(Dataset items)

'''

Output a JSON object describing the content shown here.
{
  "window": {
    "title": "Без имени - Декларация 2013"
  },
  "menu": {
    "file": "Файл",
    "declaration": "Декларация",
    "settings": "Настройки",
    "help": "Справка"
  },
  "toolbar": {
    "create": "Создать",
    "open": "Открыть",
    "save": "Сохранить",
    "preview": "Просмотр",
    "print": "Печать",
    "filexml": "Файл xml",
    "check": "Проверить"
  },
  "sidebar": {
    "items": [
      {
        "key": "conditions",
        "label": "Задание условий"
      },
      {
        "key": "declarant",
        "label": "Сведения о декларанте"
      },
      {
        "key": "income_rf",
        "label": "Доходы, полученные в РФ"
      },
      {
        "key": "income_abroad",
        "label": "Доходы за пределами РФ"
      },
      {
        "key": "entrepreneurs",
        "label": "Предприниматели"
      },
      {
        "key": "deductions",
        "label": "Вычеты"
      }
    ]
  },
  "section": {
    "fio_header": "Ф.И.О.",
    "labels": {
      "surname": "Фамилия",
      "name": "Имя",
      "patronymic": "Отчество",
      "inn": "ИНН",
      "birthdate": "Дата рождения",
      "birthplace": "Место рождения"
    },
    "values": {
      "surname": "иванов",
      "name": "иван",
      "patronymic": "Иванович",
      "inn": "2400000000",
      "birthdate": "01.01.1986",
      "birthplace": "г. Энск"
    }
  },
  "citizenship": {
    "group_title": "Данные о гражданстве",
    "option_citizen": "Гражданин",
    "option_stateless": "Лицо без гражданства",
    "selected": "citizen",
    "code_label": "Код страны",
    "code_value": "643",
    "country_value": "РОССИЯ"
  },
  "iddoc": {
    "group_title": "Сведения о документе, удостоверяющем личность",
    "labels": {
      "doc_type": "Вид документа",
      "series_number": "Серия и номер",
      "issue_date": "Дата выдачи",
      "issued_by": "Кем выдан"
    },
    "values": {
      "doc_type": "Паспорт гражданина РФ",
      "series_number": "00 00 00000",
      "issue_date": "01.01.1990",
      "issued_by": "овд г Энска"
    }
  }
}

'''

Problem details
Gather every line containing the word "birthdate" and copy it.

Exercise output
      "birthdate": "Дата рождения",
      "birthdate": "01.01.1986",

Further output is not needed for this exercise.